→ EXERCISE DETAILS: Write out each line exactly as it stands, please.

#####

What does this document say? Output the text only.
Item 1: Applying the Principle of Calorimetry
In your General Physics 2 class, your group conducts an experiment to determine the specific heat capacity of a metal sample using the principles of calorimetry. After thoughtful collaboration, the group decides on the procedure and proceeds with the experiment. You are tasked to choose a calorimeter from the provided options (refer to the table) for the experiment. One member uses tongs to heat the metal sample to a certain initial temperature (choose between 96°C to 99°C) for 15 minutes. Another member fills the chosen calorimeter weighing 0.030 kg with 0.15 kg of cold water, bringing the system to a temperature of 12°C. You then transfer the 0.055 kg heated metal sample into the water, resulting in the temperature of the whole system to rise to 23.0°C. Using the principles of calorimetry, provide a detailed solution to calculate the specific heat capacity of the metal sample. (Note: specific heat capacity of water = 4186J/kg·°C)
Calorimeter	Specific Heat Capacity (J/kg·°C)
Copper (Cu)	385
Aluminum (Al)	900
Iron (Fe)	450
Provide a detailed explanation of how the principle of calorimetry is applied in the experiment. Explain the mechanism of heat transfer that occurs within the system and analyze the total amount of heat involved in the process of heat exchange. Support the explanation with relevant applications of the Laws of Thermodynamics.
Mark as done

#####

→ TASK RESULT:
What does this document say? Output the text only.
Item 1: Applying the Principle of Calorimetry
In your General Physics 2 class, your group conducts an experiment to determine the specific heat capacity of a metal sample using the principles of calorimetry. After thoughtful collaboration, the group decides on the procedure and proceeds with the experiment. You are tasked to choose a calorimeter from the provided options (refer to the table) for the experiment. One member uses tongs to heat the metal sample to a certain initial temperature (choose between 96°C to 99°C) for 15 minutes. Another member fills the chosen calorimeter weighing 0.030 kg with 0.15 kg of cold water, bringing the system to a temperature of 12°C. You then transfer the 0.055 kg heated metal sample into the water, resulting in the temperature of the whole system to rise to 23.0°C. Using the principles of calorimetry, provide a detailed solution to calculate the specific heat capacity of the metal sample. (Note: specific heat capacity of water = 4186J/kg·°C)
Calorimeter	Specific Heat Capacity (J/kg·°C)
Copper (Cu)	385
Aluminum (Al)	900
Iron (Fe)	450
Provide a detailed explanation of how the principle of calorimetry is applied in the experiment. Explain the mechanism of heat transfer that occurs within the system and analyze the total amount of heat involved in the process of heat exchange. Support the explanation with relevant applications of the Laws of Thermodynamics.
Mark as done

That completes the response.